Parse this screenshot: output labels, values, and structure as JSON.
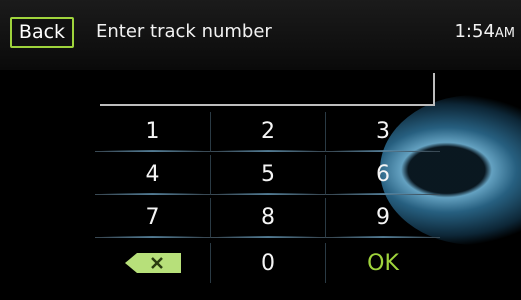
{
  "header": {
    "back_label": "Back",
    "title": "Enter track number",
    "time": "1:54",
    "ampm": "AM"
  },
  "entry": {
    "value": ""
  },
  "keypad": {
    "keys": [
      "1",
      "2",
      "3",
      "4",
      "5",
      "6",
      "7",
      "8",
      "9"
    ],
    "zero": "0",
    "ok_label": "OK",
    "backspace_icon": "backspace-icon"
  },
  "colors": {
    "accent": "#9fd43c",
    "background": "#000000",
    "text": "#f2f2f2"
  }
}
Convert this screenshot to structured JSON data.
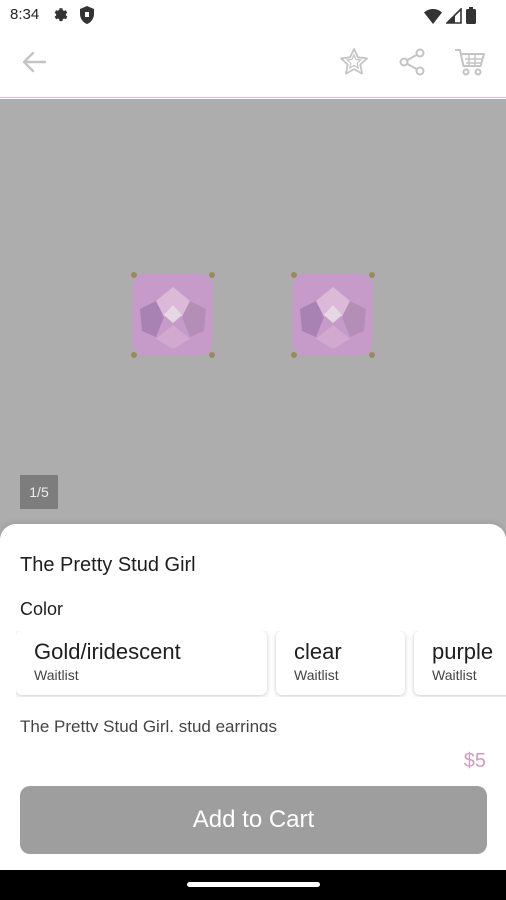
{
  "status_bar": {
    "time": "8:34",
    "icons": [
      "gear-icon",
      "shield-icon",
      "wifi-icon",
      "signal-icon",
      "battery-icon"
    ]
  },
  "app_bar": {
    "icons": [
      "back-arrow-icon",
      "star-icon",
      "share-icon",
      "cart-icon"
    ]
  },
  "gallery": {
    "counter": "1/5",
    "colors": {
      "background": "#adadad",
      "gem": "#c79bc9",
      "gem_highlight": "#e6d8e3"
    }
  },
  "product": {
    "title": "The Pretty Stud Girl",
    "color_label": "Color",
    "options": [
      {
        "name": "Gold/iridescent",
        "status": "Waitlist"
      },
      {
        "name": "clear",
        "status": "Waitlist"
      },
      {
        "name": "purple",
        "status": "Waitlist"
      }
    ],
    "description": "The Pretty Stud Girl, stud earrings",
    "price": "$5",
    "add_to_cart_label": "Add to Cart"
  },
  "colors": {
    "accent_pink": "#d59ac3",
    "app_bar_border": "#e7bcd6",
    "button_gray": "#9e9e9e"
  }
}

○ ○ ○ ○ ○

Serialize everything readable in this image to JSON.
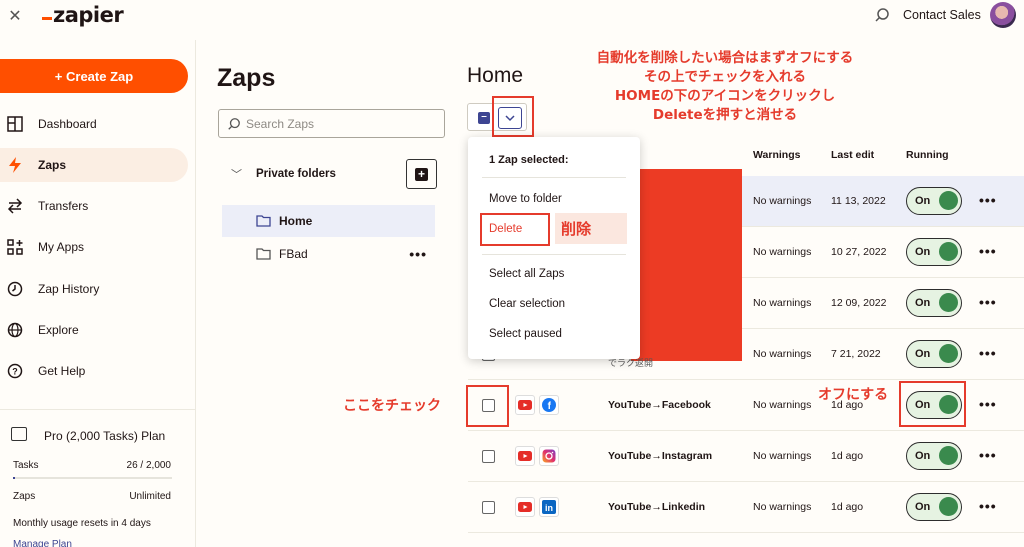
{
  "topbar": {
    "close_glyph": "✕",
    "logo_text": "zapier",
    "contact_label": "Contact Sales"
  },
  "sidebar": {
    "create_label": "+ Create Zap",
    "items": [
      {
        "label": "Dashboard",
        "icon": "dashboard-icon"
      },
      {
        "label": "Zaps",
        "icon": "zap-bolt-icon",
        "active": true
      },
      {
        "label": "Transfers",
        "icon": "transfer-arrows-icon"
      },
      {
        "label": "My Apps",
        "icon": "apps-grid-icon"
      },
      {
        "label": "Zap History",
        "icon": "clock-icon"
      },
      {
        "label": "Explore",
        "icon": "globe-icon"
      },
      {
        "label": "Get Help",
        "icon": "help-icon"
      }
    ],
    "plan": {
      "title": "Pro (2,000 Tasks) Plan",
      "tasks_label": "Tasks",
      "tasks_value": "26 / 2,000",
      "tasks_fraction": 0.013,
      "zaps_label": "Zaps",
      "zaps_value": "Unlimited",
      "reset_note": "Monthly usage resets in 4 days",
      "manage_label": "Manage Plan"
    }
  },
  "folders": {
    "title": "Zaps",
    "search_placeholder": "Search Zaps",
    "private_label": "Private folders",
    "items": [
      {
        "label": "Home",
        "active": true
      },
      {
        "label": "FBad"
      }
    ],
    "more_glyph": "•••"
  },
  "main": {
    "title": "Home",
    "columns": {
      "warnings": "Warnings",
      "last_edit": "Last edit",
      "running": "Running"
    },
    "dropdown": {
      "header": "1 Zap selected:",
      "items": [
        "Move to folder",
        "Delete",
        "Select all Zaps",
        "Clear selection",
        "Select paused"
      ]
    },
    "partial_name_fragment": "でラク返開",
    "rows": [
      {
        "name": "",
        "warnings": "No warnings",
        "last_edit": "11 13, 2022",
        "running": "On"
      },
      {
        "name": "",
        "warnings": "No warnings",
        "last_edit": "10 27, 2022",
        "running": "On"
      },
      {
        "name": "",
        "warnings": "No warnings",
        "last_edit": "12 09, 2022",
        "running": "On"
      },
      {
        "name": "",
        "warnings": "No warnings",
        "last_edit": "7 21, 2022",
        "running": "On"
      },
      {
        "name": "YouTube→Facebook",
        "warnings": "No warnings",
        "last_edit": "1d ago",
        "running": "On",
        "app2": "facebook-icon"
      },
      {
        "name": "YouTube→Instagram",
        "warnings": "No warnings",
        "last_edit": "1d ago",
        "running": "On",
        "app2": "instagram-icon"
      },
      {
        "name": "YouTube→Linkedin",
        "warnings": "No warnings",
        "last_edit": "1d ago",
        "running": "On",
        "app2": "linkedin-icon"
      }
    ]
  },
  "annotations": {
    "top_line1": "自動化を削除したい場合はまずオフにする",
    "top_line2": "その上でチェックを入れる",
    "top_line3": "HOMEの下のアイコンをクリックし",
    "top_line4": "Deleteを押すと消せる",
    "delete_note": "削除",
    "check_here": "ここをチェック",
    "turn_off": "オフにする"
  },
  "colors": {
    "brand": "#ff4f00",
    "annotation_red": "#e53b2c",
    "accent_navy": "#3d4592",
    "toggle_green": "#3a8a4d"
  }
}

○ ○ ○ ○ ○

Show all lines from the records above where the word "JSON" occurs.

Expected answer:
Parse this screenshot: output labels, values, and structure as JSON.
Convert this screenshot to structured JSON data.
Serialize everything readable in this image to JSON.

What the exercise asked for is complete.